◆ Items from a dataset:
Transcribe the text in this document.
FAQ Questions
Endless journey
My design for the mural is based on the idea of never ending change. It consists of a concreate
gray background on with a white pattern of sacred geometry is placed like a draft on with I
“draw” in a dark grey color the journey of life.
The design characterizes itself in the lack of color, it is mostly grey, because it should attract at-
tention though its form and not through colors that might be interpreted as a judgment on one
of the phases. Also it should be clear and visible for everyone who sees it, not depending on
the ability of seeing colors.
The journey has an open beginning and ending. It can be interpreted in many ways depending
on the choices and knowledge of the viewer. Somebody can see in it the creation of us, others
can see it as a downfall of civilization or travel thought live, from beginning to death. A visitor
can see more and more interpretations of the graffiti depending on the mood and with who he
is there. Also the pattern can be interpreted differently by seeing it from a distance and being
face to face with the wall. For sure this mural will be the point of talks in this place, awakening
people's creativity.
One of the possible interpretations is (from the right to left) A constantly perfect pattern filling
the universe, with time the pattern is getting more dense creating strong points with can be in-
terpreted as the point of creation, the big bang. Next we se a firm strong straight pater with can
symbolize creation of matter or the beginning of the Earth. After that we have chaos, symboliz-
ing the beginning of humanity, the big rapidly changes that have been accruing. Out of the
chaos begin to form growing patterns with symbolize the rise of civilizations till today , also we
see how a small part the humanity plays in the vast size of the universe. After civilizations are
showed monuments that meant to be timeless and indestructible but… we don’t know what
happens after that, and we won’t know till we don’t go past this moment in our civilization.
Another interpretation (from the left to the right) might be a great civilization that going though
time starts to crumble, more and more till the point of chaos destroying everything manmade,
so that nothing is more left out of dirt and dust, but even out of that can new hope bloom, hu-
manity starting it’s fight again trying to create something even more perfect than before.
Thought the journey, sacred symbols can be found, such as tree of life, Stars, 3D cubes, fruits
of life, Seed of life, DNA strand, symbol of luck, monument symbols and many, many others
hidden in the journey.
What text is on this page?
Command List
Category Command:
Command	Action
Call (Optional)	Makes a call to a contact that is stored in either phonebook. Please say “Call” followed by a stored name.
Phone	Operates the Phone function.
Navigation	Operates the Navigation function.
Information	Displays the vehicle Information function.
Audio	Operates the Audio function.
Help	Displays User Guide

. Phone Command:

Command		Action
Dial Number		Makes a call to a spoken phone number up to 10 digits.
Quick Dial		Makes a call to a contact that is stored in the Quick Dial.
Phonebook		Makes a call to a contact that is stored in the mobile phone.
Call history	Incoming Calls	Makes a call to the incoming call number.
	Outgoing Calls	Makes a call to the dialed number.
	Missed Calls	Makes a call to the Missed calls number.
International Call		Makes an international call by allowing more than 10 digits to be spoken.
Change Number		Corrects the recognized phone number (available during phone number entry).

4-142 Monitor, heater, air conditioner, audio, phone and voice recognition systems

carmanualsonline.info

◆ EXERCISE OBJECTIVE:
Return the listing above word for word.

◆ EXERCISE ANSWER:
Transcribe the text in this document.
FAQ Questions
Endless journey
My design for the mural is based on the idea of never ending change. It consists of a concreate
gray background on with a white pattern of sacred geometry is placed like a draft on with I
“draw” in a dark grey color the journey of life.
The design characterizes itself in the lack of color, it is mostly grey, because it should attract at-
tention though its form and not through colors that might be interpreted as a judgment on one
of the phases. Also it should be clear and visible for everyone who sees it, not depending on
the ability of seeing colors.
The journey has an open beginning and ending. It can be interpreted in many ways depending
on the choices and knowledge of the viewer. Somebody can see in it the creation of us, others
can see it as a downfall of civilization or travel thought live, from beginning to death. A visitor
can see more and more interpretations of the graffiti depending on the mood and with who he
is there. Also the pattern can be interpreted differently by seeing it from a distance and being
face to face with the wall. For sure this mural will be the point of talks in this place, awakening
people's creativity.
One of the possible interpretations is (from the right to left) A constantly perfect pattern filling
the universe, with time the pattern is getting more dense creating strong points with can be in-
terpreted as the point of creation, the big bang. Next we se a firm strong straight pater with can
symbolize creation of matter or the beginning of the Earth. After that we have chaos, symboliz-
ing the beginning of humanity, the big rapidly changes that have been accruing. Out of the
chaos begin to form growing patterns with symbolize the rise of civilizations till today , also we
see how a small part the humanity plays in the vast size of the universe. After civilizations are
showed monuments that meant to be timeless and indestructible but… we don’t know what
happens after that, and we won’t know till we don’t go past this moment in our civilization.
Another interpretation (from the left to the right) might be a great civilization that going though
time starts to crumble, more and more till the point of chaos destroying everything manmade,
so that nothing is more left out of dirt and dust, but even out of that can new hope bloom, hu-
manity starting it’s fight again trying to create something even more perfect than before.
Thought the journey, sacred symbols can be found, such as tree of life, Stars, 3D cubes, fruits
of life, Seed of life, DNA strand, symbol of luck, monument symbols and many, many others
hidden in the journey.
What text is on this page?
Command List
Category Command:
Command	Action
Call (Optional)	Makes a call to a contact that is stored in either phonebook. Please say “Call” followed by a stored name.
Phone	Operates the Phone function.
Navigation	Operates the Navigation function.
Information	Displays the vehicle Information function.
Audio	Operates the Audio function.
Help	Displays User Guide

. Phone Command:

Command		Action
Dial Number		Makes a call to a spoken phone number up to 10 digits.
Quick Dial		Makes a call to a contact that is stored in the Quick Dial.
Phonebook		Makes a call to a contact that is stored in the mobile phone.
Call history	Incoming Calls	Makes a call to the incoming call number.
	Outgoing Calls	Makes a call to the dialed number.
	Missed Calls	Makes a call to the Missed calls number.
International Call		Makes an international call by allowing more than 10 digits to be spoken.
Change Number		Corrects the recognized phone number (available during phone number entry).

4-142 Monitor, heater, air conditioner, audio, phone and voice recognition systems

carmanualsonline.info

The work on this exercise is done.